#### [SOURCE PASSAGE]
Over at LifeSciVC, there's a useful look at how many drugs are coming into the larger companies via outside deals. As you might have guessed, the answer is "a lot". Looking at a Goldman Sachs list of "ten drugs that could transform the industry", Bruce Booth says:

By my quick review, it appears as though ~75% of these drugs originated at firms different from the company that owns them today (or owns most of the asset today) – either via in-licensing deal or via corporate acquisitions. Savvy business and corporate development strategies drove the bulk of the list. . .I suspect that in a review of the entire late stage industry pipeline, the imbalanced ratio of external:internal sourcing would largely be intact.

He has details on the ten drugs that Goldman is listing, and on the portfolios of several of the big outfits in the industry, and I think he's right. It would be very instructive to know what the failure rate, industry-wide, of inlicensed compounds like this might be. My guess is that it's still high, but not quite as high as the average for all programs. The inlicensed compounds have had, in theory, more than one set of eyes go over them, and someone had to reach into their wallet after seeing the data, so you'd think that they have to be in a little bit better shape. But a majority still surely fail, given that the industry's rate overall is close to 90% clinical failure (the math doesn't add up if you try to assume that the inlicensed failure rate is too low!)

#### [EXCERPTED DATA]

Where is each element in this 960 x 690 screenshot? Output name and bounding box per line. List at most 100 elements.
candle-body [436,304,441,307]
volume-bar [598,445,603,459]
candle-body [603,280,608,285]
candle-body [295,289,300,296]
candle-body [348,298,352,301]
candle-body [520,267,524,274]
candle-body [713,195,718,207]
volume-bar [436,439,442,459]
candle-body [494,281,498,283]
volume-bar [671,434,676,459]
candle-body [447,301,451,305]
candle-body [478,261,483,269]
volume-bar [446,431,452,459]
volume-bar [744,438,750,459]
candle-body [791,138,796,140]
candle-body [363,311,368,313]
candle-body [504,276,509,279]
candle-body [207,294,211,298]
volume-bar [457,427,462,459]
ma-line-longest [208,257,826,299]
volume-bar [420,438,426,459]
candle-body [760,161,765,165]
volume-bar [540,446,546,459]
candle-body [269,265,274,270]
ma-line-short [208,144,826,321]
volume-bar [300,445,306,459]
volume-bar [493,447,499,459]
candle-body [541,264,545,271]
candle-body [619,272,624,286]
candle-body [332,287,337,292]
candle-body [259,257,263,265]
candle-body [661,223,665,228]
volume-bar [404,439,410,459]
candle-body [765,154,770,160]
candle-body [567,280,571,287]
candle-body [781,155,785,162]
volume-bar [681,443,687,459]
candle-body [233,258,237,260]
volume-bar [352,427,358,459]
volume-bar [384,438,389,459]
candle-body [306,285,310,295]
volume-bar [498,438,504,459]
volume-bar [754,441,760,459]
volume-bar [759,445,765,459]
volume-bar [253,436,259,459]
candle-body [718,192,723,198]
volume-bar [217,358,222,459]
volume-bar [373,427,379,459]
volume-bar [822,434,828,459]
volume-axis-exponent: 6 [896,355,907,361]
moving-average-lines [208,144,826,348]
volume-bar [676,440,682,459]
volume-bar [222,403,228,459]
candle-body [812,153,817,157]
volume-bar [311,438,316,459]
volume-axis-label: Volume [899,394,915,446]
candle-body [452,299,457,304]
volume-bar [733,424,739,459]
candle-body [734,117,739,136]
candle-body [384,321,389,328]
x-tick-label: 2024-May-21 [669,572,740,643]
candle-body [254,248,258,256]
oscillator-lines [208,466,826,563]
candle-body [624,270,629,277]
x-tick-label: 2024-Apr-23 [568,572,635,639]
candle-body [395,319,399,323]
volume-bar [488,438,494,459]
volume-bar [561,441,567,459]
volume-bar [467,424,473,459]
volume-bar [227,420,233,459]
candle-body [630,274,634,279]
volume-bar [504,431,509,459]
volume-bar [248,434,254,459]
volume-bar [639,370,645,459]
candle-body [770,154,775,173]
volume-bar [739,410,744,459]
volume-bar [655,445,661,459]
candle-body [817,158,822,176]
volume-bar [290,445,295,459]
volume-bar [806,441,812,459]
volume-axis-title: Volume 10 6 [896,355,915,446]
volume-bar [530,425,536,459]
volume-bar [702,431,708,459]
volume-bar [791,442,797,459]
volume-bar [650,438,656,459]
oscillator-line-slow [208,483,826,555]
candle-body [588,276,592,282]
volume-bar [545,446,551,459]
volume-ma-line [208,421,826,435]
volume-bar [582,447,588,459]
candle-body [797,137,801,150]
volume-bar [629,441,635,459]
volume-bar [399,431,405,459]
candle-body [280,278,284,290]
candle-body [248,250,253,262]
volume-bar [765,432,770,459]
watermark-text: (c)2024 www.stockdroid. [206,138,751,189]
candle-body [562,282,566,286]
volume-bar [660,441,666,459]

#### [TASK LIST]
a. Could you retype the passage about inlicensed drugs, starting at "By my quick" and ending at "largely be intact.", word for word?
b. What comes next in the passage about inlicensed drugs? Continue it from its last sentence.

#### [RESPONSES]
a.
By my quick review, it appears as though ~75% of these drugs originated at firms different from the company that owns them today (or owns most of the asset today) – either via in-licensing deal or via corporate acquisitions. Savvy business and corporate development strategies drove the bulk of the list. . .I suspect that in a review of the entire late stage industry pipeline, the imbalanced ratio of external:internal sourcing would largely be intact.

b.
Also of great interest is the "transformational" aspect. We can assume, I think, that most of the inlicensed compounds came from smaller companies - that's certainly how it looks on Bruce's list. This analysis suggested that smaller companies (and university-derived work) produced more innovative drugs than internal big-company programs, and these numbers might well be telling us the same thing.

This topic came up the last time I discussed a post from Bruce, and Bernard Munos suggested in 2009 that this might be the case as well. It's too simplistic to just say Small Companies Good, Big Companies Bad, because there are some real counterexamples to both of those assertions. But overall, averaged over the industry, there might be something to it.

Comments (26) + TrackBacks (0) | Category: Business and Markets | Drug Industry History


1. Morten on March 31, 2014 9:51 AM writes...

Small companies *may* have the same failure rate as big ones. But we can't tell from what survives to get inlicensed - that's just a snapshot from later in the process. Their early mistakes may get them buried instantly so we need someone to take a look at the whole process before we can judge.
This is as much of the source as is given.